◆ **TASK PROMPT**:
Which lines in the records below contain the word "with"? Copy each one out.

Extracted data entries
============================================================

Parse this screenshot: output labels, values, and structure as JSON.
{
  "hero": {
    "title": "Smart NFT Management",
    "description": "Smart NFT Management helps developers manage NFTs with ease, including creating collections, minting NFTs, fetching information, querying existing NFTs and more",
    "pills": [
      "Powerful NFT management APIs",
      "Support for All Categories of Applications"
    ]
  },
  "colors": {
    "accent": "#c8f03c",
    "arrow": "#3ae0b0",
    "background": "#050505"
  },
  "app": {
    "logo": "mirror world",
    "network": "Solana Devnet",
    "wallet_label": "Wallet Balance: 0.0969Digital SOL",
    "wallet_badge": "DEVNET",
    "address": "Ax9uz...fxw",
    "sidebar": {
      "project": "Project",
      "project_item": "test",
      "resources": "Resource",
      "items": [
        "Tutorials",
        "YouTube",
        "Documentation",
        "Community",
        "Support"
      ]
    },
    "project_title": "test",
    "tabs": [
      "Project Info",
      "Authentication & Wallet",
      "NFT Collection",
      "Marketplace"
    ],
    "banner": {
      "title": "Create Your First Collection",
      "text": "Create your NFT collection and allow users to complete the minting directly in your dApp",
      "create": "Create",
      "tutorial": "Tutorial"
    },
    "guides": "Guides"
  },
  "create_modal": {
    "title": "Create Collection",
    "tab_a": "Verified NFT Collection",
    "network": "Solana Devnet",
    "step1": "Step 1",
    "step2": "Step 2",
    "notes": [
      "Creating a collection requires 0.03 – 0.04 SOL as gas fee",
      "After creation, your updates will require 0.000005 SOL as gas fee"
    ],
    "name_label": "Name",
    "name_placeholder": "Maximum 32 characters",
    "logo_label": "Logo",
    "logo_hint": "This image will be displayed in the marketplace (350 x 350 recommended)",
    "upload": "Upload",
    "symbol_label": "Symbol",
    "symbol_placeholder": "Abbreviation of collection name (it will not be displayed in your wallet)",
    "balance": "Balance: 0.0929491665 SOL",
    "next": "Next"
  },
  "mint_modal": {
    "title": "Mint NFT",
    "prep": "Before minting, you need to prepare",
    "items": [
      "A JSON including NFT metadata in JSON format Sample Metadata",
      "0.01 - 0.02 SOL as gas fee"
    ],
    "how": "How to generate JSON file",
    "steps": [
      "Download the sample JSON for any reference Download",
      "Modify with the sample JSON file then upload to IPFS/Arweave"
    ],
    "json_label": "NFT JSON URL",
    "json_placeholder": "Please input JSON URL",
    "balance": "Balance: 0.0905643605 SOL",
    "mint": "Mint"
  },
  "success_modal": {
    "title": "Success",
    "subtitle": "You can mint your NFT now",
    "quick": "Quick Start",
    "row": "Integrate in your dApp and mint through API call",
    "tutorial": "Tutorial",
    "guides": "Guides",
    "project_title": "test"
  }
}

============================================================

◆ **RESULT**:
    "description": "Smart NFT Management helps developers manage NFTs with ease, including creating collections, minting NFTs, fetching information, querying existing NFTs and more",
      "Modify with the sample JSON file then upload to IPFS/Arweave"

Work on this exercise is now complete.